[YOUR GOAL]
Give the number of lines containing "zvedavé" in this listing, with no other words.

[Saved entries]
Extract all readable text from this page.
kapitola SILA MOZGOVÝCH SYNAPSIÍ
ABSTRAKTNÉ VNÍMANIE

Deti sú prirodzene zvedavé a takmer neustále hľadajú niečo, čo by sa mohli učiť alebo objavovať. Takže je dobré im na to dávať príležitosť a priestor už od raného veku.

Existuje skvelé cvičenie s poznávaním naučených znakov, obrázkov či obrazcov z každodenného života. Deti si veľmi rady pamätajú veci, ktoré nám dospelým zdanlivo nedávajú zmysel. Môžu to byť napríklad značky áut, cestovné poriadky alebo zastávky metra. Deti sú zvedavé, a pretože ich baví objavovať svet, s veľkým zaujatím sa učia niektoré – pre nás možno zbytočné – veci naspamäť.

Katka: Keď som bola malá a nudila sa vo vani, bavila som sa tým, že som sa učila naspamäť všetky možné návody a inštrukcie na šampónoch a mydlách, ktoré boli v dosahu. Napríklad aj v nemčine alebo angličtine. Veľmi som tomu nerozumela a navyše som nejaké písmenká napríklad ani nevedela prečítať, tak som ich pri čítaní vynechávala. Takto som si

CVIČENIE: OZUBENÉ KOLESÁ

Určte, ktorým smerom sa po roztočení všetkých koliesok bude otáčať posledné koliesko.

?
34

[ANSWER TO THIS PROBLEM]
2